TASK INSTRUCTIONS » Extract all lines from the data beneath that include the word "Solar".

Records from a collection of figures
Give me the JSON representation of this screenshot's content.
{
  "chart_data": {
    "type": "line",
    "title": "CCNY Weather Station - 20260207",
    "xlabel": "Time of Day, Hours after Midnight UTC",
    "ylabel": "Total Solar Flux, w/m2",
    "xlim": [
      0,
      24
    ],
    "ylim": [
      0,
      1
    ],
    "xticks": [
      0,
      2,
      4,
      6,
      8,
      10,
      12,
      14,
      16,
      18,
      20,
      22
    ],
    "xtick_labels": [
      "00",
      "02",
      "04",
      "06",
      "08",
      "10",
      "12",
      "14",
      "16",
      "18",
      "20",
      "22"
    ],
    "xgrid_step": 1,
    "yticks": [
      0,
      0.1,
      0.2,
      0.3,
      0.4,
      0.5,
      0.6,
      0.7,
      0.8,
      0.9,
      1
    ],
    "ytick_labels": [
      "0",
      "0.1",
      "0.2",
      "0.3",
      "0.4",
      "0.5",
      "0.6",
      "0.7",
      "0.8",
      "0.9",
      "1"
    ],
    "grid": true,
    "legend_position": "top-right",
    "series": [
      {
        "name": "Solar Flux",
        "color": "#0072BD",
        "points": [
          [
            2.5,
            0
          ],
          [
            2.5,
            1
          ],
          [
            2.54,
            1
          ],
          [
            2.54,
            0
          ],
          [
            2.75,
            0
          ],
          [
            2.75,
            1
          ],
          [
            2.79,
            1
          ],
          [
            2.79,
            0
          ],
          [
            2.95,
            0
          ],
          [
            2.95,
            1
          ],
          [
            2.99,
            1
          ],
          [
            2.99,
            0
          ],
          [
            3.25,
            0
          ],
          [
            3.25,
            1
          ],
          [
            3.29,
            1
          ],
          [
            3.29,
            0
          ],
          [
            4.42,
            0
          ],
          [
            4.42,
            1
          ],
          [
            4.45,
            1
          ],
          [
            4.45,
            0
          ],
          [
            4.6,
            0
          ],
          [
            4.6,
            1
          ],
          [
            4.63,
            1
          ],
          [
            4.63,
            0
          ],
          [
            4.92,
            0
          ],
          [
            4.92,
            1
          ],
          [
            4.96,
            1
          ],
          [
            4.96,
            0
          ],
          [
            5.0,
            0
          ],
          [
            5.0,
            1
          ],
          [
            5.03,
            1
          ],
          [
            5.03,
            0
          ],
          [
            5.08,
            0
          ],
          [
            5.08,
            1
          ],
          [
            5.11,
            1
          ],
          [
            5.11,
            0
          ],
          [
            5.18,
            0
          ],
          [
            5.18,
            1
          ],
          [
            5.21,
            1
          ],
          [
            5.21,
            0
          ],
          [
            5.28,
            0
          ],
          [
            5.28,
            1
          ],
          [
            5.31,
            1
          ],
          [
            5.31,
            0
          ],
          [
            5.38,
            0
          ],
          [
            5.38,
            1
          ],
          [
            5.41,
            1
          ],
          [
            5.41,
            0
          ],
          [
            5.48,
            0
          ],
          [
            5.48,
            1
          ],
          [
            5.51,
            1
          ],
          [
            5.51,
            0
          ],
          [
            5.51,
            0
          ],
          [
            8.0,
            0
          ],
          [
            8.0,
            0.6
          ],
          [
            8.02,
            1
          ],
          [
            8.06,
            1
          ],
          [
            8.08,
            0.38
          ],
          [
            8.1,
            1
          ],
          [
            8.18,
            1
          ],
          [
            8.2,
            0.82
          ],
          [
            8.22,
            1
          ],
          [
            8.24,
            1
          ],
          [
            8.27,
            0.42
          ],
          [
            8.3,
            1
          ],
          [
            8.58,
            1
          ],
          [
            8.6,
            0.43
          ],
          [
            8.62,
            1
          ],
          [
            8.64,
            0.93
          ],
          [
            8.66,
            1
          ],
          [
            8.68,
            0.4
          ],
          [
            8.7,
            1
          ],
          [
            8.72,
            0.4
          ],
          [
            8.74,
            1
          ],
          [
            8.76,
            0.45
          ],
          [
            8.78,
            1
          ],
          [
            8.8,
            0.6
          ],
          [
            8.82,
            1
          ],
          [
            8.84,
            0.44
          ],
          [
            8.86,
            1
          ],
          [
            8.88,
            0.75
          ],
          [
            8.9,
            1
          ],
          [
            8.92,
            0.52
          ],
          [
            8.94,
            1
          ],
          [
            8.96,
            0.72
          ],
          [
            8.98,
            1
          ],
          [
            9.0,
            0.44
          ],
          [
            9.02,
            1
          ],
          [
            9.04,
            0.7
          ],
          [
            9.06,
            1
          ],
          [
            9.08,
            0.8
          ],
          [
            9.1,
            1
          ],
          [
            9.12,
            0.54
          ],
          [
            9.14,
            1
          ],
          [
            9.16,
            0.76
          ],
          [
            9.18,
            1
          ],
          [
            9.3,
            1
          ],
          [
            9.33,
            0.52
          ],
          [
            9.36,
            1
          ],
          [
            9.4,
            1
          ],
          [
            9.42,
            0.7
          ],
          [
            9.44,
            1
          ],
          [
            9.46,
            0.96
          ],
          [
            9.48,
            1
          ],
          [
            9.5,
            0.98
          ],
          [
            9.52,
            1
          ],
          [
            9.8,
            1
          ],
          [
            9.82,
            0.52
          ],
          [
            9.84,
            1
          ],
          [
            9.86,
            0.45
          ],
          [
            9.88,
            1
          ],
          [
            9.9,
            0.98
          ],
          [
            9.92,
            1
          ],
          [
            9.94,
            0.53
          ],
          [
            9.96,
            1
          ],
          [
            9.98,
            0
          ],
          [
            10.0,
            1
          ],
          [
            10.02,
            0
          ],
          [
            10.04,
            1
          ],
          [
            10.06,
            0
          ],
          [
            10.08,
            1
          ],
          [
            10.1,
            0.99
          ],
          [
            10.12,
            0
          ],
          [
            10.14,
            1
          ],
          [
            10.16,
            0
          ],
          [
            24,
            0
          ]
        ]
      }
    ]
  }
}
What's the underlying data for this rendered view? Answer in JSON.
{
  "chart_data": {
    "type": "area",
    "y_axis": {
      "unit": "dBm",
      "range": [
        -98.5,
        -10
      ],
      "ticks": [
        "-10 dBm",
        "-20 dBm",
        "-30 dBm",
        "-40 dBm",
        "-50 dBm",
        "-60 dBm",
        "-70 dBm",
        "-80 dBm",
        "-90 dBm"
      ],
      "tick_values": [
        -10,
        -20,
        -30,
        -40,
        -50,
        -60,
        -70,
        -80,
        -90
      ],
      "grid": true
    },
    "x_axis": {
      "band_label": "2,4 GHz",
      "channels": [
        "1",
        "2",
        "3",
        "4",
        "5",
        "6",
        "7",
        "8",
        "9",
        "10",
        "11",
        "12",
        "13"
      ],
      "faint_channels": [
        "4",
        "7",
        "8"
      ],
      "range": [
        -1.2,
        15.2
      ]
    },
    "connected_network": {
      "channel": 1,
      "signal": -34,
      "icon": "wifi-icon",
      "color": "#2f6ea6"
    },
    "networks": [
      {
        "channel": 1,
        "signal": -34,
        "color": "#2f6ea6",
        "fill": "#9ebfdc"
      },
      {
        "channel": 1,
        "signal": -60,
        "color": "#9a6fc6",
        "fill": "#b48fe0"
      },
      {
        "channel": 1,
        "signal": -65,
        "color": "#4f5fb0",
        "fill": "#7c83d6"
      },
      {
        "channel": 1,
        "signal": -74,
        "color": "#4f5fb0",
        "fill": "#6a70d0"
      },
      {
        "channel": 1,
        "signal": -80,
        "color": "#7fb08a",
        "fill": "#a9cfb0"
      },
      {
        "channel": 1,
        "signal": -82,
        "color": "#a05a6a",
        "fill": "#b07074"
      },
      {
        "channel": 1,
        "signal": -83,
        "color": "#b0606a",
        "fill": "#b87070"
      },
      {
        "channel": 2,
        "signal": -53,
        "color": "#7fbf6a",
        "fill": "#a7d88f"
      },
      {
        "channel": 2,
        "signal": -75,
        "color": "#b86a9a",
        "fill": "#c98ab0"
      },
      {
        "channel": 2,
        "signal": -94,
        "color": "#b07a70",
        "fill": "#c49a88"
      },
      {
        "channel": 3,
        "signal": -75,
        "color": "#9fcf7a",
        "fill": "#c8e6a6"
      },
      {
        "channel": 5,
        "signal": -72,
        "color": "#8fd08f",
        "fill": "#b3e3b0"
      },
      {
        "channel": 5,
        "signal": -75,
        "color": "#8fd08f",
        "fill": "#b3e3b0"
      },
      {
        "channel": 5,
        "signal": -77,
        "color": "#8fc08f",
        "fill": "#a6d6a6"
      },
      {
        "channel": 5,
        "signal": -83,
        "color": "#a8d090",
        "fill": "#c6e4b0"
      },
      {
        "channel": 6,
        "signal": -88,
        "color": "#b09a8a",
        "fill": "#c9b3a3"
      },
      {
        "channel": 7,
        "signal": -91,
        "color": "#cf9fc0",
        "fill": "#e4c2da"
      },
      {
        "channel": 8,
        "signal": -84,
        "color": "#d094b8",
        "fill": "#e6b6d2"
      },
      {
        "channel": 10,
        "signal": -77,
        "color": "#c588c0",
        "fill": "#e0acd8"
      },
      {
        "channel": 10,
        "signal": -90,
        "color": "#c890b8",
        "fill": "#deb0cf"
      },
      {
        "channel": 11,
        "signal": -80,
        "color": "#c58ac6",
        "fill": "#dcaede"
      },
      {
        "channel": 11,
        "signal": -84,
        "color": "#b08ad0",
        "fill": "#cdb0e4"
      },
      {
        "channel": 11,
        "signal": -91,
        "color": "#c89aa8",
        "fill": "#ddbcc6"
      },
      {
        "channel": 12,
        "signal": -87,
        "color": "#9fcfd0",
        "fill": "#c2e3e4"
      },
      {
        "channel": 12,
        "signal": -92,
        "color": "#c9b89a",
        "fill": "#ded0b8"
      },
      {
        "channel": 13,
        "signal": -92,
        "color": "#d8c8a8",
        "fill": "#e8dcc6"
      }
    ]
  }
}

REPLY TO THE TASK »
    "ylabel": "Total Solar Flux, w/m2",
        "name": "Solar Flux",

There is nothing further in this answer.